Task inputs »
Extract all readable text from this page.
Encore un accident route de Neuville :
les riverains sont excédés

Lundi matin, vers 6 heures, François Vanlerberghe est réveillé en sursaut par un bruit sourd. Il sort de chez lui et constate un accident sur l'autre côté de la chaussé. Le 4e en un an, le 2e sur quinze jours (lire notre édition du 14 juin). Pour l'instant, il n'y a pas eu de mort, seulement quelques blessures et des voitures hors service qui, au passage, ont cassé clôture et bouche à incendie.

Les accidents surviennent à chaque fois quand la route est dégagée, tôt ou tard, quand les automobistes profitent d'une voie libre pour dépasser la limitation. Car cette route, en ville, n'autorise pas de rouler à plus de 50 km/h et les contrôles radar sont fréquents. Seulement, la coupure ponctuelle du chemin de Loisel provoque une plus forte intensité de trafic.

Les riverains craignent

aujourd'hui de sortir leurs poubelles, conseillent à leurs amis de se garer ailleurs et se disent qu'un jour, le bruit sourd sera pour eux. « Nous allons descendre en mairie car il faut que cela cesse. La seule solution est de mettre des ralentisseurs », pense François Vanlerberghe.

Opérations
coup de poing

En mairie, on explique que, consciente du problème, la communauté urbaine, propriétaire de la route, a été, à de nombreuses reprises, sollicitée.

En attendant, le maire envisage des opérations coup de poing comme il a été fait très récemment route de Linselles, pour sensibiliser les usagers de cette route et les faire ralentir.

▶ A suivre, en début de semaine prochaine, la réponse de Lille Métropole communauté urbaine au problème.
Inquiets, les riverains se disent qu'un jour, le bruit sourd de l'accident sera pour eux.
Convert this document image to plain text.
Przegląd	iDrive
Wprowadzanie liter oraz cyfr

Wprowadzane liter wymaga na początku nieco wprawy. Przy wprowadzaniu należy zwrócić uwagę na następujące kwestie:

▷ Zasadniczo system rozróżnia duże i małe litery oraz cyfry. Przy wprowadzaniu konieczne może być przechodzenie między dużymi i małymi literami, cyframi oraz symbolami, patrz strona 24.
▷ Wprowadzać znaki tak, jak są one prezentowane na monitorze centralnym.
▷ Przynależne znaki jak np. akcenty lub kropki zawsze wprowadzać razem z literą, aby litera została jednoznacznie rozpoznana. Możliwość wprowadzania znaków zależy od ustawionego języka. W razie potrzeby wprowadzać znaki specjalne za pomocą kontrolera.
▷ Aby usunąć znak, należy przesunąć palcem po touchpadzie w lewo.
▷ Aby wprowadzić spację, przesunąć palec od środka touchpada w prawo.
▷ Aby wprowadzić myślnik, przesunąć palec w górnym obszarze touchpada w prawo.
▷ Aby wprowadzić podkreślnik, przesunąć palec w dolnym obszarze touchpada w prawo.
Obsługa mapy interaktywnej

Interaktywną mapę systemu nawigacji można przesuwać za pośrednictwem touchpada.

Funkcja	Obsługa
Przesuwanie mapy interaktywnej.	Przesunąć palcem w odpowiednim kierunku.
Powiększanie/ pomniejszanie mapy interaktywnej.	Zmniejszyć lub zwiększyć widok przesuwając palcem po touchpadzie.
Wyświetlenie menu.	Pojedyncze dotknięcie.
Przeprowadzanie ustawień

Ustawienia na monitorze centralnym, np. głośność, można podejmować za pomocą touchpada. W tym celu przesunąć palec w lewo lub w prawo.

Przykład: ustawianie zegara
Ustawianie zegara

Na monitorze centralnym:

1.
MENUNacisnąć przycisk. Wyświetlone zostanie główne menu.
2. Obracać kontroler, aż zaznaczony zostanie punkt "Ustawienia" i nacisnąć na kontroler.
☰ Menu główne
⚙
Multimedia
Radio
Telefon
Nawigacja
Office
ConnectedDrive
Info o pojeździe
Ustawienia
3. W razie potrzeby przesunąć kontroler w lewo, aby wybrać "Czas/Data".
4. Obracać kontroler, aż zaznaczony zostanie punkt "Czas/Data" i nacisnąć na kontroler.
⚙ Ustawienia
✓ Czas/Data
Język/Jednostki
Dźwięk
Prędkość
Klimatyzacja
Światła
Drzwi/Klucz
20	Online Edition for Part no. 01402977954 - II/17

Short exercise » Pull out all lines from the listing that contain the string "monitorze".

Output of the task »
▷ Wprowadzać znaki tak, jak są one prezentowane na monitorze centralnym.
Ustawienia na monitorze centralnym, np. głośność, można podejmować za pomocą touchpada. W tym celu przesunąć palec w lewo lub w prawo.
Na monitorze centralnym:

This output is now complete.